— begin DATA ROWS —
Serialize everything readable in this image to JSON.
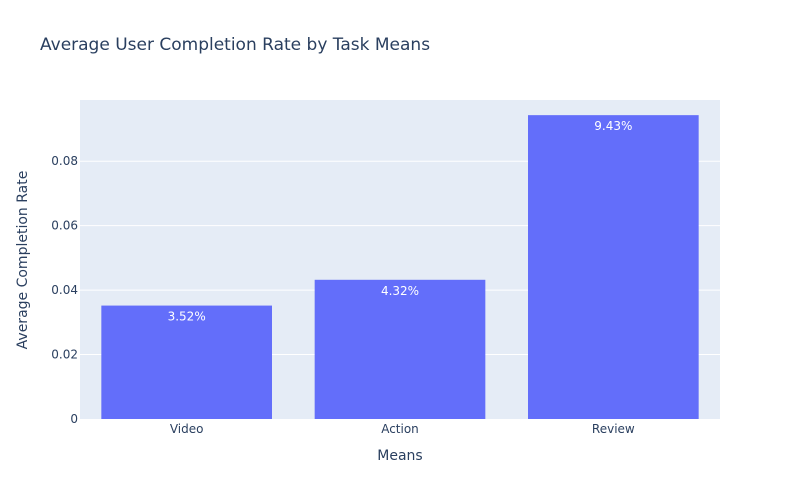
{
  "chart_data": {
    "type": "bar",
    "title": "Average User Completion Rate by Task Means",
    "xlabel": "Means",
    "ylabel": "Average Completion Rate",
    "categories": [
      "Video",
      "Action",
      "Review"
    ],
    "values": [
      0.0352,
      0.0432,
      0.0943
    ],
    "data_labels": [
      "3.52%",
      "4.32%",
      "9.43%"
    ],
    "ylim": [
      0,
      0.099
    ],
    "yticks": [
      0,
      0.02,
      0.04,
      0.06,
      0.08
    ],
    "ytick_labels": [
      "0",
      "0.02",
      "0.04",
      "0.06",
      "0.08"
    ],
    "grid": true,
    "colors": {
      "bar": "#636efa",
      "plot_bg": "#e5ecf6",
      "grid": "#ffffff",
      "text": "#2a3f5f"
    }
  }
}
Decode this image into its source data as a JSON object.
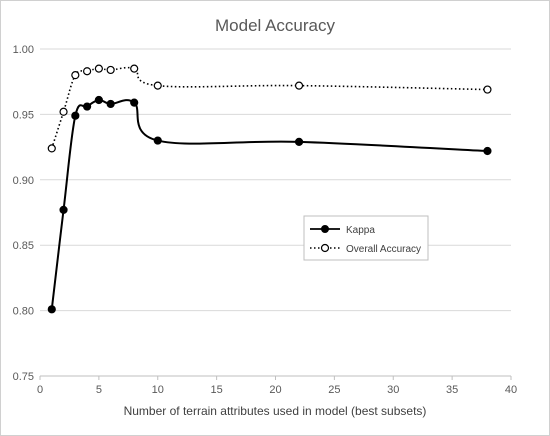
{
  "chart_data": {
    "type": "line",
    "title": "Model Accuracy",
    "xlabel": "Number of terrain attributes used in model (best subsets)",
    "ylabel": "",
    "xlim": [
      0,
      40
    ],
    "ylim": [
      0.75,
      1.0
    ],
    "xticks": [
      "0",
      "5",
      "10",
      "15",
      "20",
      "25",
      "30",
      "35",
      "40"
    ],
    "yticks": [
      "0.75",
      "0.80",
      "0.85",
      "0.90",
      "0.95",
      "1.00"
    ],
    "grid": "horizontal",
    "legend_position": "right-center",
    "series": [
      {
        "name": "Kappa",
        "style": "solid",
        "marker": "filled-circle",
        "color": "#000000",
        "x": [
          1,
          2,
          3,
          4,
          5,
          6,
          8,
          10,
          22,
          38
        ],
        "y": [
          0.801,
          0.877,
          0.949,
          0.956,
          0.961,
          0.958,
          0.959,
          0.93,
          0.929,
          0.922
        ]
      },
      {
        "name": "Overall Accuracy",
        "style": "dotted",
        "marker": "open-circle",
        "color": "#000000",
        "x": [
          1,
          2,
          3,
          4,
          5,
          6,
          8,
          10,
          22,
          38
        ],
        "y": [
          0.924,
          0.952,
          0.98,
          0.983,
          0.985,
          0.984,
          0.985,
          0.972,
          0.972,
          0.969
        ]
      }
    ]
  }
}
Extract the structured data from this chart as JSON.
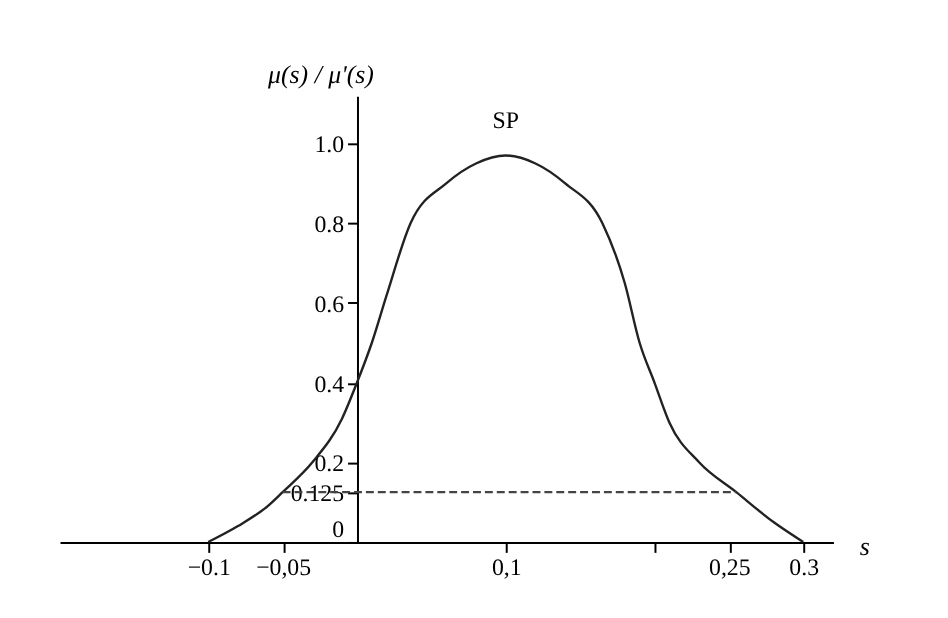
— end DATA ROWS —
Repeat the data exactly in full, omitting its pictures.

Serialize everything readable in this image to JSON.
{
  "chart_data": {
    "type": "bar",
    "title": "Average User Completion Rate by Task Means",
    "xlabel": "Means",
    "ylabel": "Average Completion Rate",
    "categories": [
      "Video",
      "Action",
      "Review"
    ],
    "values": [
      0.0352,
      0.0432,
      0.0943
    ],
    "data_labels": [
      "3.52%",
      "4.32%",
      "9.43%"
    ],
    "ylim": [
      0,
      0.099
    ],
    "yticks": [
      0,
      0.02,
      0.04,
      0.06,
      0.08
    ],
    "ytick_labels": [
      "0",
      "0.02",
      "0.04",
      "0.06",
      "0.08"
    ],
    "grid": true,
    "colors": {
      "bar": "#636efa",
      "plot_bg": "#e5ecf6",
      "grid": "#ffffff",
      "text": "#2a3f5f"
    }
  }
}
Decode this image into its source data as a JSON object.
{
  "chart_data": {
    "type": "line",
    "title": "Model Accuracy",
    "xlabel": "Number of terrain attributes used in model (best subsets)",
    "ylabel": "",
    "xlim": [
      0,
      40
    ],
    "ylim": [
      0.75,
      1.0
    ],
    "xticks": [
      "0",
      "5",
      "10",
      "15",
      "20",
      "25",
      "30",
      "35",
      "40"
    ],
    "yticks": [
      "0.75",
      "0.80",
      "0.85",
      "0.90",
      "0.95",
      "1.00"
    ],
    "grid": "horizontal",
    "legend_position": "right-center",
    "series": [
      {
        "name": "Kappa",
        "style": "solid",
        "marker": "filled-circle",
        "color": "#000000",
        "x": [
          1,
          2,
          3,
          4,
          5,
          6,
          8,
          10,
          22,
          38
        ],
        "y": [
          0.801,
          0.877,
          0.949,
          0.956,
          0.961,
          0.958,
          0.959,
          0.93,
          0.929,
          0.922
        ]
      },
      {
        "name": "Overall Accuracy",
        "style": "dotted",
        "marker": "open-circle",
        "color": "#000000",
        "x": [
          1,
          2,
          3,
          4,
          5,
          6,
          8,
          10,
          22,
          38
        ],
        "y": [
          0.924,
          0.952,
          0.98,
          0.983,
          0.985,
          0.984,
          0.985,
          0.972,
          0.972,
          0.969
        ]
      }
    ]
  }
}
Extract the structured data from this chart as JSON.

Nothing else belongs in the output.